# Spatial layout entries
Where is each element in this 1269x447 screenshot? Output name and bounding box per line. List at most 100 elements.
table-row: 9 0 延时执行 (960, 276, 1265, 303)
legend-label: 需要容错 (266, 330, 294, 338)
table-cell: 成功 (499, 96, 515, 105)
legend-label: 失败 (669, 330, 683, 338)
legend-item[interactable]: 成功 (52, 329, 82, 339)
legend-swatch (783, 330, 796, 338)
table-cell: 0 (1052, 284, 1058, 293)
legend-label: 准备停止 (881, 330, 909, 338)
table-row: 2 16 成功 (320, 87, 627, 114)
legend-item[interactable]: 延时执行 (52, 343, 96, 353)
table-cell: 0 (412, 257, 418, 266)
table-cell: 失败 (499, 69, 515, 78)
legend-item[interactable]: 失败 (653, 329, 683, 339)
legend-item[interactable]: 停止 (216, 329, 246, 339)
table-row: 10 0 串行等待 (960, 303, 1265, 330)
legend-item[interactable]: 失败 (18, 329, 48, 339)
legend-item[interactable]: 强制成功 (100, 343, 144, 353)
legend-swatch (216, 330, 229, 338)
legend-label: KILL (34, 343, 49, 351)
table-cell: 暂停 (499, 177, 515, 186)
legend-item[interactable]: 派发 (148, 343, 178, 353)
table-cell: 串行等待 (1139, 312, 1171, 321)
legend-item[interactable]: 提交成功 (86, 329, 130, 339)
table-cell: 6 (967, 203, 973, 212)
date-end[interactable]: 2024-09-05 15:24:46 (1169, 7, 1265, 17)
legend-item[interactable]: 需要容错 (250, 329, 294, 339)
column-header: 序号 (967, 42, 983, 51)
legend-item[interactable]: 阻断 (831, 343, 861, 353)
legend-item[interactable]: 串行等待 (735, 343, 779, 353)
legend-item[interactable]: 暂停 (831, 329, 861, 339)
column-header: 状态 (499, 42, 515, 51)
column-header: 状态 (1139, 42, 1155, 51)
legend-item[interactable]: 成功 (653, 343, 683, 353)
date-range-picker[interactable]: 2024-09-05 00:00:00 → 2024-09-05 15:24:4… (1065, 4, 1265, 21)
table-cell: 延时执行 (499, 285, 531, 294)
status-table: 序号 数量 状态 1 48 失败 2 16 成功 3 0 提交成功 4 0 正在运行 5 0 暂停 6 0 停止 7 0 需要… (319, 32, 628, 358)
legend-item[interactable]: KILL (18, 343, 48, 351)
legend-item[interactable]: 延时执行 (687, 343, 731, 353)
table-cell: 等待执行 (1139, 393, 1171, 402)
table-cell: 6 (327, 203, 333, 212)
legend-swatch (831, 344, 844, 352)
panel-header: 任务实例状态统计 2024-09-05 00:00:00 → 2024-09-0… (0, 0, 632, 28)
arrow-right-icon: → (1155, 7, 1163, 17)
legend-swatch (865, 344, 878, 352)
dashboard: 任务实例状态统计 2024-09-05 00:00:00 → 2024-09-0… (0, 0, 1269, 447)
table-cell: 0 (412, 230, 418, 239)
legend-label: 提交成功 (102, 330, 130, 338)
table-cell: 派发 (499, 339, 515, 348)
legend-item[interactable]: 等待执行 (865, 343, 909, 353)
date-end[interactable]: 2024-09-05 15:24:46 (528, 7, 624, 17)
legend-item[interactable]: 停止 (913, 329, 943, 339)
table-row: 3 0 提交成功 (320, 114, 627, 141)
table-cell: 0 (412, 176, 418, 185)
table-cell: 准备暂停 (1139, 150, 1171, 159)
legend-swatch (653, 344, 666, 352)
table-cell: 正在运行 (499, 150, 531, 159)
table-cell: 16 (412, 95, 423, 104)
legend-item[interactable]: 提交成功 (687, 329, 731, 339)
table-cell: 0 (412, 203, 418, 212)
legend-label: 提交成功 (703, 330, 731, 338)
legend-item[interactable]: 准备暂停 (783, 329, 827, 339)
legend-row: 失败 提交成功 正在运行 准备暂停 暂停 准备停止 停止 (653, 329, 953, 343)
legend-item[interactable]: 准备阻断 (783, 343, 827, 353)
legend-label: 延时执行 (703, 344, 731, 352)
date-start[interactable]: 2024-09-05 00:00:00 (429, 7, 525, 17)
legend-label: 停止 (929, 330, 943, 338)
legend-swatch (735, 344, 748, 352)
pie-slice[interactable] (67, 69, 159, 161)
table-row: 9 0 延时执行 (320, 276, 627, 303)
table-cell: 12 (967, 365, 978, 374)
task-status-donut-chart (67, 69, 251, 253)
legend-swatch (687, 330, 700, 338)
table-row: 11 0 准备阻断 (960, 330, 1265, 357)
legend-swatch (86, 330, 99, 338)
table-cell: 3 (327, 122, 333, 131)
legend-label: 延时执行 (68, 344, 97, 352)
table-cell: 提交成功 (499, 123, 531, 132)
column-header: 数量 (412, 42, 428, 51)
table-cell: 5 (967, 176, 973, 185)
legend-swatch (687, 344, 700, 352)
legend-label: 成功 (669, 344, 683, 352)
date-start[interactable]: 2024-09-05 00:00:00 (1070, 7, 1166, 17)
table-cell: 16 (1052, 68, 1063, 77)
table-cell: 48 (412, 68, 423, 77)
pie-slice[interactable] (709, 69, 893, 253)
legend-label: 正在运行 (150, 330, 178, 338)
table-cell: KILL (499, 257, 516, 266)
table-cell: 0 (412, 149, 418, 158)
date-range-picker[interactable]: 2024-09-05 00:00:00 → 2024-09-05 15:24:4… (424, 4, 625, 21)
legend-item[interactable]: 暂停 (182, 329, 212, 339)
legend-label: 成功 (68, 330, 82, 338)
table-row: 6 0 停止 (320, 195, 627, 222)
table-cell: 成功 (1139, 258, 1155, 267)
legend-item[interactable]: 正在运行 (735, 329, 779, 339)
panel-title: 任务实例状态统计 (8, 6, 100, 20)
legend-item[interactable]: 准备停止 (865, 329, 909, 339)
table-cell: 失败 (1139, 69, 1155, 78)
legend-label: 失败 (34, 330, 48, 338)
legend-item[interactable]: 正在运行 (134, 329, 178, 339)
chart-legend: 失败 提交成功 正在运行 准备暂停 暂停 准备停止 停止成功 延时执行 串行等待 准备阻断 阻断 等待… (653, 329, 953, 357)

# INSTRUCTIONS FOR THE TASK
Reproduce every line of the data above without any changes.

# SOLUTION TO THE EXERCISE
Where is each element in this 1269x447 screenshot? Output name and bounding box per line. List at most 100 elements.
table-row: 9 0 延时执行 (960, 276, 1265, 303)
legend-label: 需要容错 (266, 330, 294, 338)
table-cell: 成功 (499, 96, 515, 105)
legend-label: 失败 (669, 330, 683, 338)
legend-item[interactable]: 成功 (52, 329, 82, 339)
legend-swatch (783, 330, 796, 338)
table-cell: 0 (1052, 284, 1058, 293)
legend-label: 准备停止 (881, 330, 909, 338)
table-row: 2 16 成功 (320, 87, 627, 114)
legend-item[interactable]: 延时执行 (52, 343, 96, 353)
table-cell: 0 (412, 257, 418, 266)
table-cell: 失败 (499, 69, 515, 78)
legend-item[interactable]: 失败 (653, 329, 683, 339)
legend-item[interactable]: 停止 (216, 329, 246, 339)
table-row: 10 0 串行等待 (960, 303, 1265, 330)
legend-item[interactable]: 失败 (18, 329, 48, 339)
legend-item[interactable]: 强制成功 (100, 343, 144, 353)
legend-swatch (216, 330, 229, 338)
legend-label: KILL (34, 343, 49, 351)
table-cell: 暂停 (499, 177, 515, 186)
legend-item[interactable]: 派发 (148, 343, 178, 353)
table-cell: 串行等待 (1139, 312, 1171, 321)
legend-item[interactable]: 提交成功 (86, 329, 130, 339)
table-cell: 6 (967, 203, 973, 212)
date-end[interactable]: 2024-09-05 15:24:46 (1169, 7, 1265, 17)
legend-item[interactable]: 需要容错 (250, 329, 294, 339)
column-header: 序号 (967, 42, 983, 51)
legend-item[interactable]: 阻断 (831, 343, 861, 353)
legend-item[interactable]: 串行等待 (735, 343, 779, 353)
legend-item[interactable]: 暂停 (831, 329, 861, 339)
column-header: 状态 (499, 42, 515, 51)
column-header: 状态 (1139, 42, 1155, 51)
legend-item[interactable]: 成功 (653, 343, 683, 353)
date-range-picker[interactable]: 2024-09-05 00:00:00 → 2024-09-05 15:24:4… (1065, 4, 1265, 21)
table-cell: 延时执行 (499, 285, 531, 294)
status-table: 序号 数量 状态 1 48 失败 2 16 成功 3 0 提交成功 4 0 正在运行 5 0 暂停 6 0 停止 7 0 需要… (319, 32, 628, 358)
legend-item[interactable]: KILL (18, 343, 48, 351)
legend-item[interactable]: 延时执行 (687, 343, 731, 353)
table-cell: 等待执行 (1139, 393, 1171, 402)
table-cell: 6 (327, 203, 333, 212)
legend-swatch (831, 344, 844, 352)
panel-header: 任务实例状态统计 2024-09-05 00:00:00 → 2024-09-0… (0, 0, 632, 28)
arrow-right-icon: → (1155, 7, 1163, 17)
legend-swatch (865, 344, 878, 352)
dashboard: 任务实例状态统计 2024-09-05 00:00:00 → 2024-09-0… (0, 0, 1269, 447)
table-cell: 0 (412, 230, 418, 239)
legend-label: 提交成功 (102, 330, 130, 338)
table-cell: 派发 (499, 339, 515, 348)
legend-item[interactable]: 等待执行 (865, 343, 909, 353)
date-end[interactable]: 2024-09-05 15:24:46 (528, 7, 624, 17)
legend-item[interactable]: 停止 (913, 329, 943, 339)
table-row: 3 0 提交成功 (320, 114, 627, 141)
table-cell: 0 (412, 176, 418, 185)
table-cell: 准备暂停 (1139, 150, 1171, 159)
legend-swatch (653, 344, 666, 352)
table-cell: 正在运行 (499, 150, 531, 159)
table-cell: 16 (412, 95, 423, 104)
legend-item[interactable]: 提交成功 (687, 329, 731, 339)
table-cell: 0 (412, 203, 418, 212)
legend-label: 提交成功 (703, 330, 731, 338)
legend-item[interactable]: 准备暂停 (783, 329, 827, 339)
legend-row: 失败 提交成功 正在运行 准备暂停 暂停 准备停止 停止 (653, 329, 953, 343)
legend-item[interactable]: 准备阻断 (783, 343, 827, 353)
legend-label: 延时执行 (703, 344, 731, 352)
date-start[interactable]: 2024-09-05 00:00:00 (429, 7, 525, 17)
legend-label: 停止 (929, 330, 943, 338)
legend-swatch (735, 344, 748, 352)
pie-slice[interactable] (67, 69, 159, 161)
table-row: 9 0 延时执行 (320, 276, 627, 303)
table-cell: 12 (967, 365, 978, 374)
task-status-donut-chart (67, 69, 251, 253)
legend-swatch (687, 330, 700, 338)
table-row: 11 0 准备阻断 (960, 330, 1265, 357)
legend-swatch (86, 330, 99, 338)
table-cell: 3 (327, 122, 333, 131)
legend-label: 延时执行 (68, 344, 97, 352)
table-cell: 提交成功 (499, 123, 531, 132)
column-header: 数量 (412, 42, 428, 51)
table-cell: 5 (967, 176, 973, 185)
legend-swatch (687, 344, 700, 352)
legend-label: 成功 (669, 344, 683, 352)
date-start[interactable]: 2024-09-05 00:00:00 (1070, 7, 1166, 17)
table-cell: 16 (1052, 68, 1063, 77)
table-cell: 48 (412, 68, 423, 77)
pie-slice[interactable] (709, 69, 893, 253)
legend-label: 正在运行 (150, 330, 178, 338)
table-cell: KILL (499, 257, 516, 266)
table-cell: 0 (412, 149, 418, 158)
date-range-picker[interactable]: 2024-09-05 00:00:00 → 2024-09-05 15:24:4… (424, 4, 625, 21)
legend-item[interactable]: 暂停 (182, 329, 212, 339)
legend-label: 成功 (68, 330, 82, 338)
table-row: 6 0 停止 (320, 195, 627, 222)
table-cell: 成功 (1139, 258, 1155, 267)
legend-item[interactable]: 正在运行 (735, 329, 779, 339)
panel-title: 任务实例状态统计 (8, 6, 100, 20)
legend-item[interactable]: 准备停止 (865, 329, 909, 339)
table-cell: 失败 (1139, 69, 1155, 78)
legend-label: 失败 (34, 330, 48, 338)
legend-item[interactable]: 正在运行 (134, 329, 178, 339)
chart-legend: 失败 提交成功 正在运行 准备暂停 暂停 准备停止 停止成功 延时执行 串行等待 准备阻断 阻断 等待… (653, 329, 953, 357)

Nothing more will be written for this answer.